§ **Stored data entries**:
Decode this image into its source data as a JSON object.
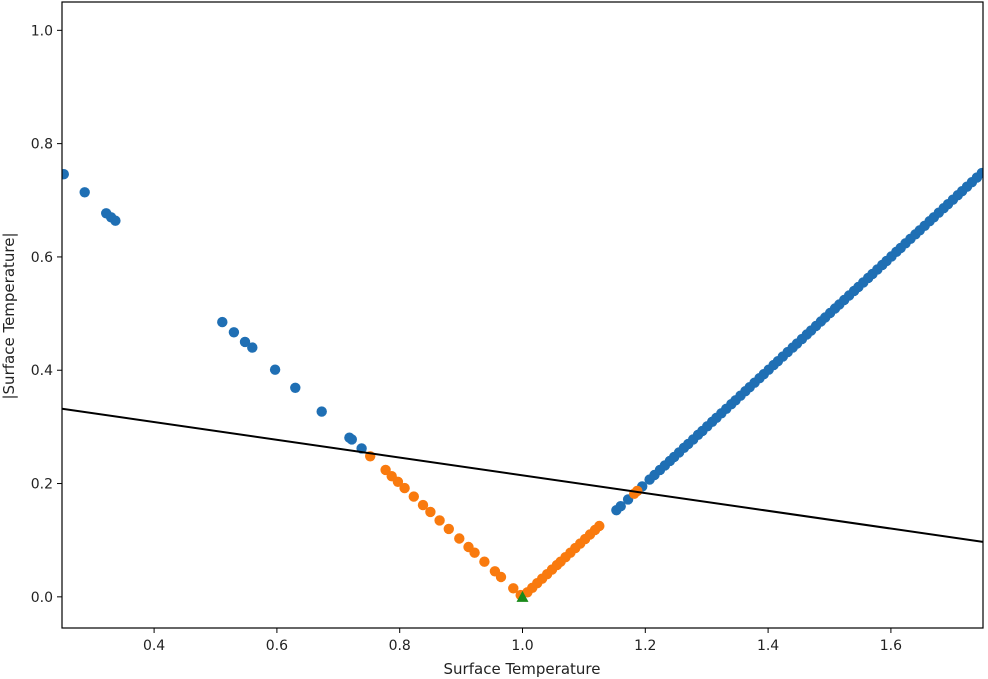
{
  "chart_data": {
    "type": "scatter",
    "title": "",
    "xlabel": "Surface Temperature",
    "ylabel": "|Surface Temperature|",
    "xlim": [
      0.25,
      1.75
    ],
    "ylim": [
      -0.055,
      1.05
    ],
    "xticks": [
      0.4,
      0.6,
      0.8,
      1.0,
      1.2,
      1.4,
      1.6
    ],
    "yticks": [
      0.0,
      0.2,
      0.4,
      0.6,
      0.8,
      1.0
    ],
    "grid": false,
    "legend": "none",
    "colors": {
      "outside": "#1f6fb4",
      "inside": "#f97a0e",
      "marker": "#1a8a1a",
      "line": "#000000",
      "axes": "#000000"
    },
    "series": [
      {
        "key": "outside",
        "points": [
          [
            0.253,
            0.746
          ],
          [
            0.287,
            0.714
          ],
          [
            0.322,
            0.677
          ],
          [
            0.33,
            0.67
          ],
          [
            0.337,
            0.664
          ],
          [
            0.511,
            0.485
          ],
          [
            0.53,
            0.467
          ],
          [
            0.548,
            0.45
          ],
          [
            0.56,
            0.44
          ],
          [
            0.597,
            0.401
          ],
          [
            0.63,
            0.369
          ],
          [
            0.673,
            0.327
          ],
          [
            0.718,
            0.281
          ],
          [
            0.722,
            0.278
          ],
          [
            0.738,
            0.262
          ],
          [
            1.153,
            0.153
          ],
          [
            1.16,
            0.16
          ],
          [
            1.172,
            0.172
          ],
          [
            1.195,
            0.195
          ],
          [
            1.207,
            0.207
          ],
          [
            1.215,
            0.215
          ],
          [
            1.224,
            0.224
          ],
          [
            1.232,
            0.232
          ],
          [
            1.24,
            0.24
          ],
          [
            1.247,
            0.247
          ],
          [
            1.255,
            0.255
          ],
          [
            1.263,
            0.263
          ],
          [
            1.27,
            0.27
          ],
          [
            1.278,
            0.278
          ],
          [
            1.286,
            0.286
          ],
          [
            1.293,
            0.293
          ],
          [
            1.301,
            0.301
          ],
          [
            1.309,
            0.309
          ],
          [
            1.316,
            0.316
          ],
          [
            1.324,
            0.324
          ],
          [
            1.332,
            0.332
          ],
          [
            1.34,
            0.34
          ],
          [
            1.347,
            0.347
          ],
          [
            1.355,
            0.355
          ],
          [
            1.363,
            0.363
          ],
          [
            1.37,
            0.37
          ],
          [
            1.378,
            0.378
          ],
          [
            1.386,
            0.386
          ],
          [
            1.393,
            0.393
          ],
          [
            1.401,
            0.401
          ],
          [
            1.409,
            0.409
          ],
          [
            1.416,
            0.416
          ],
          [
            1.424,
            0.424
          ],
          [
            1.432,
            0.432
          ],
          [
            1.44,
            0.44
          ],
          [
            1.447,
            0.447
          ],
          [
            1.455,
            0.455
          ],
          [
            1.463,
            0.463
          ],
          [
            1.47,
            0.47
          ],
          [
            1.478,
            0.478
          ],
          [
            1.486,
            0.486
          ],
          [
            1.493,
            0.493
          ],
          [
            1.501,
            0.501
          ],
          [
            1.509,
            0.509
          ],
          [
            1.516,
            0.516
          ],
          [
            1.524,
            0.524
          ],
          [
            1.532,
            0.532
          ],
          [
            1.54,
            0.54
          ],
          [
            1.547,
            0.547
          ],
          [
            1.555,
            0.555
          ],
          [
            1.563,
            0.563
          ],
          [
            1.57,
            0.57
          ],
          [
            1.578,
            0.578
          ],
          [
            1.586,
            0.586
          ],
          [
            1.593,
            0.593
          ],
          [
            1.601,
            0.601
          ],
          [
            1.609,
            0.609
          ],
          [
            1.616,
            0.616
          ],
          [
            1.624,
            0.624
          ],
          [
            1.632,
            0.632
          ],
          [
            1.64,
            0.64
          ],
          [
            1.647,
            0.647
          ],
          [
            1.655,
            0.655
          ],
          [
            1.663,
            0.663
          ],
          [
            1.67,
            0.67
          ],
          [
            1.678,
            0.678
          ],
          [
            1.686,
            0.686
          ],
          [
            1.693,
            0.693
          ],
          [
            1.701,
            0.701
          ],
          [
            1.709,
            0.709
          ],
          [
            1.716,
            0.716
          ],
          [
            1.724,
            0.724
          ],
          [
            1.732,
            0.732
          ],
          [
            1.74,
            0.74
          ],
          [
            1.748,
            0.748
          ]
        ]
      },
      {
        "key": "inside",
        "points": [
          [
            0.752,
            0.248
          ],
          [
            0.777,
            0.224
          ],
          [
            0.787,
            0.213
          ],
          [
            0.797,
            0.203
          ],
          [
            0.808,
            0.192
          ],
          [
            0.823,
            0.177
          ],
          [
            0.838,
            0.162
          ],
          [
            0.85,
            0.15
          ],
          [
            0.865,
            0.135
          ],
          [
            0.88,
            0.12
          ],
          [
            0.897,
            0.103
          ],
          [
            0.912,
            0.088
          ],
          [
            0.922,
            0.078
          ],
          [
            0.938,
            0.062
          ],
          [
            0.955,
            0.045
          ],
          [
            0.965,
            0.035
          ],
          [
            0.985,
            0.015
          ],
          [
            0.997,
            0.003
          ],
          [
            1.008,
            0.008
          ],
          [
            1.016,
            0.016
          ],
          [
            1.024,
            0.024
          ],
          [
            1.032,
            0.032
          ],
          [
            1.04,
            0.04
          ],
          [
            1.048,
            0.048
          ],
          [
            1.056,
            0.056
          ],
          [
            1.062,
            0.062
          ],
          [
            1.07,
            0.07
          ],
          [
            1.078,
            0.078
          ],
          [
            1.086,
            0.086
          ],
          [
            1.094,
            0.094
          ],
          [
            1.102,
            0.102
          ],
          [
            1.11,
            0.11
          ],
          [
            1.118,
            0.118
          ],
          [
            1.125,
            0.125
          ],
          [
            1.182,
            0.182
          ],
          [
            1.187,
            0.187
          ]
        ]
      }
    ],
    "marker": {
      "shape": "triangle",
      "x": 1.0,
      "y": 0.0
    },
    "reference_line": {
      "x": [
        0.25,
        1.75
      ],
      "y": [
        0.332,
        0.097
      ]
    }
  }
}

§ **TASK OBJECTIVE**: Set down the complete material exactly, but do not include the images.

§ **SOLUTION FOR THIS PROBLEM**:
Decode this image into its source data as a JSON object.
{
  "chart_data": {
    "type": "scatter",
    "title": "",
    "xlabel": "Surface Temperature",
    "ylabel": "|Surface Temperature|",
    "xlim": [
      0.25,
      1.75
    ],
    "ylim": [
      -0.055,
      1.05
    ],
    "xticks": [
      0.4,
      0.6,
      0.8,
      1.0,
      1.2,
      1.4,
      1.6
    ],
    "yticks": [
      0.0,
      0.2,
      0.4,
      0.6,
      0.8,
      1.0
    ],
    "grid": false,
    "legend": "none",
    "colors": {
      "outside": "#1f6fb4",
      "inside": "#f97a0e",
      "marker": "#1a8a1a",
      "line": "#000000",
      "axes": "#000000"
    },
    "series": [
      {
        "key": "outside",
        "points": [
          [
            0.253,
            0.746
          ],
          [
            0.287,
            0.714
          ],
          [
            0.322,
            0.677
          ],
          [
            0.33,
            0.67
          ],
          [
            0.337,
            0.664
          ],
          [
            0.511,
            0.485
          ],
          [
            0.53,
            0.467
          ],
          [
            0.548,
            0.45
          ],
          [
            0.56,
            0.44
          ],
          [
            0.597,
            0.401
          ],
          [
            0.63,
            0.369
          ],
          [
            0.673,
            0.327
          ],
          [
            0.718,
            0.281
          ],
          [
            0.722,
            0.278
          ],
          [
            0.738,
            0.262
          ],
          [
            1.153,
            0.153
          ],
          [
            1.16,
            0.16
          ],
          [
            1.172,
            0.172
          ],
          [
            1.195,
            0.195
          ],
          [
            1.207,
            0.207
          ],
          [
            1.215,
            0.215
          ],
          [
            1.224,
            0.224
          ],
          [
            1.232,
            0.232
          ],
          [
            1.24,
            0.24
          ],
          [
            1.247,
            0.247
          ],
          [
            1.255,
            0.255
          ],
          [
            1.263,
            0.263
          ],
          [
            1.27,
            0.27
          ],
          [
            1.278,
            0.278
          ],
          [
            1.286,
            0.286
          ],
          [
            1.293,
            0.293
          ],
          [
            1.301,
            0.301
          ],
          [
            1.309,
            0.309
          ],
          [
            1.316,
            0.316
          ],
          [
            1.324,
            0.324
          ],
          [
            1.332,
            0.332
          ],
          [
            1.34,
            0.34
          ],
          [
            1.347,
            0.347
          ],
          [
            1.355,
            0.355
          ],
          [
            1.363,
            0.363
          ],
          [
            1.37,
            0.37
          ],
          [
            1.378,
            0.378
          ],
          [
            1.386,
            0.386
          ],
          [
            1.393,
            0.393
          ],
          [
            1.401,
            0.401
          ],
          [
            1.409,
            0.409
          ],
          [
            1.416,
            0.416
          ],
          [
            1.424,
            0.424
          ],
          [
            1.432,
            0.432
          ],
          [
            1.44,
            0.44
          ],
          [
            1.447,
            0.447
          ],
          [
            1.455,
            0.455
          ],
          [
            1.463,
            0.463
          ],
          [
            1.47,
            0.47
          ],
          [
            1.478,
            0.478
          ],
          [
            1.486,
            0.486
          ],
          [
            1.493,
            0.493
          ],
          [
            1.501,
            0.501
          ],
          [
            1.509,
            0.509
          ],
          [
            1.516,
            0.516
          ],
          [
            1.524,
            0.524
          ],
          [
            1.532,
            0.532
          ],
          [
            1.54,
            0.54
          ],
          [
            1.547,
            0.547
          ],
          [
            1.555,
            0.555
          ],
          [
            1.563,
            0.563
          ],
          [
            1.57,
            0.57
          ],
          [
            1.578,
            0.578
          ],
          [
            1.586,
            0.586
          ],
          [
            1.593,
            0.593
          ],
          [
            1.601,
            0.601
          ],
          [
            1.609,
            0.609
          ],
          [
            1.616,
            0.616
          ],
          [
            1.624,
            0.624
          ],
          [
            1.632,
            0.632
          ],
          [
            1.64,
            0.64
          ],
          [
            1.647,
            0.647
          ],
          [
            1.655,
            0.655
          ],
          [
            1.663,
            0.663
          ],
          [
            1.67,
            0.67
          ],
          [
            1.678,
            0.678
          ],
          [
            1.686,
            0.686
          ],
          [
            1.693,
            0.693
          ],
          [
            1.701,
            0.701
          ],
          [
            1.709,
            0.709
          ],
          [
            1.716,
            0.716
          ],
          [
            1.724,
            0.724
          ],
          [
            1.732,
            0.732
          ],
          [
            1.74,
            0.74
          ],
          [
            1.748,
            0.748
          ]
        ]
      },
      {
        "key": "inside",
        "points": [
          [
            0.752,
            0.248
          ],
          [
            0.777,
            0.224
          ],
          [
            0.787,
            0.213
          ],
          [
            0.797,
            0.203
          ],
          [
            0.808,
            0.192
          ],
          [
            0.823,
            0.177
          ],
          [
            0.838,
            0.162
          ],
          [
            0.85,
            0.15
          ],
          [
            0.865,
            0.135
          ],
          [
            0.88,
            0.12
          ],
          [
            0.897,
            0.103
          ],
          [
            0.912,
            0.088
          ],
          [
            0.922,
            0.078
          ],
          [
            0.938,
            0.062
          ],
          [
            0.955,
            0.045
          ],
          [
            0.965,
            0.035
          ],
          [
            0.985,
            0.015
          ],
          [
            0.997,
            0.003
          ],
          [
            1.008,
            0.008
          ],
          [
            1.016,
            0.016
          ],
          [
            1.024,
            0.024
          ],
          [
            1.032,
            0.032
          ],
          [
            1.04,
            0.04
          ],
          [
            1.048,
            0.048
          ],
          [
            1.056,
            0.056
          ],
          [
            1.062,
            0.062
          ],
          [
            1.07,
            0.07
          ],
          [
            1.078,
            0.078
          ],
          [
            1.086,
            0.086
          ],
          [
            1.094,
            0.094
          ],
          [
            1.102,
            0.102
          ],
          [
            1.11,
            0.11
          ],
          [
            1.118,
            0.118
          ],
          [
            1.125,
            0.125
          ],
          [
            1.182,
            0.182
          ],
          [
            1.187,
            0.187
          ]
        ]
      }
    ],
    "marker": {
      "shape": "triangle",
      "x": 1.0,
      "y": 0.0
    },
    "reference_line": {
      "x": [
        0.25,
        1.75
      ],
      "y": [
        0.332,
        0.097
      ]
    }
  }
}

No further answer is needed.